▼▼▼
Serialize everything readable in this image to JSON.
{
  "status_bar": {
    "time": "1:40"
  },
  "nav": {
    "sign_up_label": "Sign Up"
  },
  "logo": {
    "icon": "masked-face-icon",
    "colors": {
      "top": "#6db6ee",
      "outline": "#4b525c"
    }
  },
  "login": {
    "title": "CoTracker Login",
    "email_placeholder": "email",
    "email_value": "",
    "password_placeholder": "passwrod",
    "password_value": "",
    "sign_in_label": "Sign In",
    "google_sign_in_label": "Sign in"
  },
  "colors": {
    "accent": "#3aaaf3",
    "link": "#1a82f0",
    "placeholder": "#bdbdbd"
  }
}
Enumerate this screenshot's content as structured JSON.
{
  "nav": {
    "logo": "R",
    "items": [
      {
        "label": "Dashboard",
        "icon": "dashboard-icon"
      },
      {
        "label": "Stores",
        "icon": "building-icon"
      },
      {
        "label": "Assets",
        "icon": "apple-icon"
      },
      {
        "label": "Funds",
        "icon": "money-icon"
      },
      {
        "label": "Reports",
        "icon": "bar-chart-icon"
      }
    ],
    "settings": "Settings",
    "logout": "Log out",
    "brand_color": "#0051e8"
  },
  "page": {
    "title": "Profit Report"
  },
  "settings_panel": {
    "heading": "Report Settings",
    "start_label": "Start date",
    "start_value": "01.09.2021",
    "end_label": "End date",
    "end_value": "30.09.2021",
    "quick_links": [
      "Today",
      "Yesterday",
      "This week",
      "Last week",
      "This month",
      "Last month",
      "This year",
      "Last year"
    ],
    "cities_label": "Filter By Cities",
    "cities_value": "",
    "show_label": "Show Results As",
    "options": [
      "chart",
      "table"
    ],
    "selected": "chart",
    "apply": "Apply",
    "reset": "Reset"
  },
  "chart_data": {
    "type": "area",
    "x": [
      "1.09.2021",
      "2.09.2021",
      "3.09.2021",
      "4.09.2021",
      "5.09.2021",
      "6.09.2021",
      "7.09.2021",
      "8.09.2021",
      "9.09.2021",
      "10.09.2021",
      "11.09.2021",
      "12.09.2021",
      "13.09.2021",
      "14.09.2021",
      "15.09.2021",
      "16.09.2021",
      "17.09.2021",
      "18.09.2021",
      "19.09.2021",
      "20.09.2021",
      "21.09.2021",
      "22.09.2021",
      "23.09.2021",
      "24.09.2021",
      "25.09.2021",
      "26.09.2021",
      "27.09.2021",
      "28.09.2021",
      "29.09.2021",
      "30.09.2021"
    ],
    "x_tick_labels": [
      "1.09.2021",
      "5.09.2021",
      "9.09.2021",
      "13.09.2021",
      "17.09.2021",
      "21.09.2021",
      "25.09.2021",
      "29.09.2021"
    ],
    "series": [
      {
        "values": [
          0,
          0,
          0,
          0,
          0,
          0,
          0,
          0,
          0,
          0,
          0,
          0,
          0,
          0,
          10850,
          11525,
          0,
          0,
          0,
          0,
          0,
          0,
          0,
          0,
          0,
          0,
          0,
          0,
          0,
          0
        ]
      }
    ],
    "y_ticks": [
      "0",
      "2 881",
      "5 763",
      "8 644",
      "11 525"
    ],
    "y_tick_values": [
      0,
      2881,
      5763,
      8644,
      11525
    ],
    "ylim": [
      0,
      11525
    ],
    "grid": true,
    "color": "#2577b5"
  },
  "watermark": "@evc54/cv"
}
▲▲▲
> SHORT PROBLEM:
Copy every line that includes the string "title" from the material above.

> SOLVED EXERCISE:
    "title": "CoTracker Login",
    "title": "Profit Report"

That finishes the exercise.